** begin DATA LINES **

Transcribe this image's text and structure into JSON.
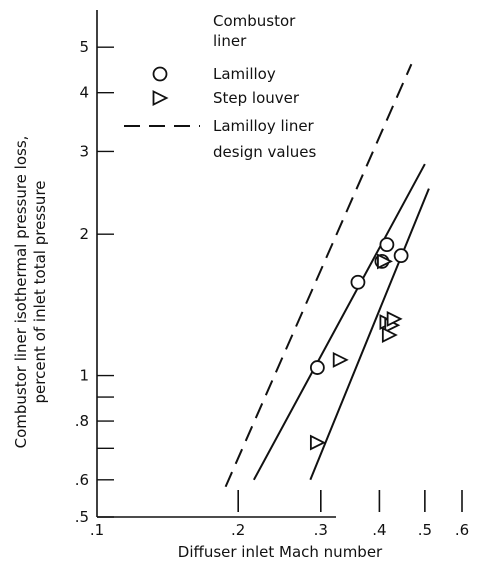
{
  "chart_data": {
    "type": "scatter",
    "x_scale": "log",
    "y_scale": "log",
    "xlim": [
      0.1,
      0.6
    ],
    "ylim": [
      0.5,
      6.0
    ],
    "xlabel": "Diffuser inlet Mach number",
    "ylabel_lines": [
      "Combustor liner isothermal pressure loss,",
      "percent of inlet total pressure"
    ],
    "x_ticks": [
      {
        "value": 0.1,
        "label": ".1"
      },
      {
        "value": 0.2,
        "label": ".2"
      },
      {
        "value": 0.3,
        "label": ".3"
      },
      {
        "value": 0.4,
        "label": ".4"
      },
      {
        "value": 0.5,
        "label": ".5"
      },
      {
        "value": 0.6,
        "label": ".6"
      }
    ],
    "y_ticks": [
      {
        "value": 0.5,
        "label": ".5"
      },
      {
        "value": 0.6,
        "label": ".6"
      },
      {
        "value": 0.7,
        "label": ""
      },
      {
        "value": 0.8,
        "label": ".8"
      },
      {
        "value": 0.9,
        "label": ""
      },
      {
        "value": 1,
        "label": "1"
      },
      {
        "value": 2,
        "label": "2"
      },
      {
        "value": 3,
        "label": "3"
      },
      {
        "value": 4,
        "label": "4"
      },
      {
        "value": 5,
        "label": "5"
      }
    ],
    "legend": {
      "title_lines": [
        "Combustor",
        "liner"
      ],
      "entries": [
        {
          "marker": "circle",
          "label_lines": [
            "Lamilloy"
          ]
        },
        {
          "marker": "triangle-right",
          "label_lines": [
            "Step louver"
          ]
        },
        {
          "marker": "dashed-line",
          "label_lines": [
            "Lamilloy liner",
            "design values"
          ]
        }
      ]
    },
    "series": [
      {
        "marker": "circle",
        "points": [
          {
            "x": 0.295,
            "y": 1.04
          },
          {
            "x": 0.36,
            "y": 1.58
          },
          {
            "x": 0.405,
            "y": 1.75
          },
          {
            "x": 0.415,
            "y": 1.9
          },
          {
            "x": 0.445,
            "y": 1.8
          }
        ],
        "fit_line": [
          [
            0.216,
            0.6
          ],
          [
            0.5,
            2.82
          ]
        ]
      },
      {
        "marker": "triangle-right",
        "points": [
          {
            "x": 0.295,
            "y": 0.72
          },
          {
            "x": 0.33,
            "y": 1.08
          },
          {
            "x": 0.415,
            "y": 1.3
          },
          {
            "x": 0.425,
            "y": 1.28
          },
          {
            "x": 0.43,
            "y": 1.32
          },
          {
            "x": 0.42,
            "y": 1.22
          },
          {
            "x": 0.41,
            "y": 1.75
          }
        ],
        "fit_line": [
          [
            0.285,
            0.6
          ],
          [
            0.51,
            2.5
          ]
        ]
      },
      {
        "style": "dashed",
        "fit_line": [
          [
            0.188,
            0.58
          ],
          [
            0.468,
            4.6
          ]
        ]
      }
    ]
  }
}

** end DATA LINES **

* _EXERCISE_
Reproduce the records above exactly, leaving out every picture they contain.

* _EXERCISE RESULT_
Transcribe this image's text and structure into JSON.
{
  "chart_data": {
    "type": "scatter",
    "x_scale": "log",
    "y_scale": "log",
    "xlim": [
      0.1,
      0.6
    ],
    "ylim": [
      0.5,
      6.0
    ],
    "xlabel": "Diffuser inlet Mach number",
    "ylabel_lines": [
      "Combustor liner isothermal pressure loss,",
      "percent of inlet total pressure"
    ],
    "x_ticks": [
      {
        "value": 0.1,
        "label": ".1"
      },
      {
        "value": 0.2,
        "label": ".2"
      },
      {
        "value": 0.3,
        "label": ".3"
      },
      {
        "value": 0.4,
        "label": ".4"
      },
      {
        "value": 0.5,
        "label": ".5"
      },
      {
        "value": 0.6,
        "label": ".6"
      }
    ],
    "y_ticks": [
      {
        "value": 0.5,
        "label": ".5"
      },
      {
        "value": 0.6,
        "label": ".6"
      },
      {
        "value": 0.7,
        "label": ""
      },
      {
        "value": 0.8,
        "label": ".8"
      },
      {
        "value": 0.9,
        "label": ""
      },
      {
        "value": 1,
        "label": "1"
      },
      {
        "value": 2,
        "label": "2"
      },
      {
        "value": 3,
        "label": "3"
      },
      {
        "value": 4,
        "label": "4"
      },
      {
        "value": 5,
        "label": "5"
      }
    ],
    "legend": {
      "title_lines": [
        "Combustor",
        "liner"
      ],
      "entries": [
        {
          "marker": "circle",
          "label_lines": [
            "Lamilloy"
          ]
        },
        {
          "marker": "triangle-right",
          "label_lines": [
            "Step louver"
          ]
        },
        {
          "marker": "dashed-line",
          "label_lines": [
            "Lamilloy liner",
            "design values"
          ]
        }
      ]
    },
    "series": [
      {
        "marker": "circle",
        "points": [
          {
            "x": 0.295,
            "y": 1.04
          },
          {
            "x": 0.36,
            "y": 1.58
          },
          {
            "x": 0.405,
            "y": 1.75
          },
          {
            "x": 0.415,
            "y": 1.9
          },
          {
            "x": 0.445,
            "y": 1.8
          }
        ],
        "fit_line": [
          [
            0.216,
            0.6
          ],
          [
            0.5,
            2.82
          ]
        ]
      },
      {
        "marker": "triangle-right",
        "points": [
          {
            "x": 0.295,
            "y": 0.72
          },
          {
            "x": 0.33,
            "y": 1.08
          },
          {
            "x": 0.415,
            "y": 1.3
          },
          {
            "x": 0.425,
            "y": 1.28
          },
          {
            "x": 0.43,
            "y": 1.32
          },
          {
            "x": 0.42,
            "y": 1.22
          },
          {
            "x": 0.41,
            "y": 1.75
          }
        ],
        "fit_line": [
          [
            0.285,
            0.6
          ],
          [
            0.51,
            2.5
          ]
        ]
      },
      {
        "style": "dashed",
        "fit_line": [
          [
            0.188,
            0.58
          ],
          [
            0.468,
            4.6
          ]
        ]
      }
    ]
  }
}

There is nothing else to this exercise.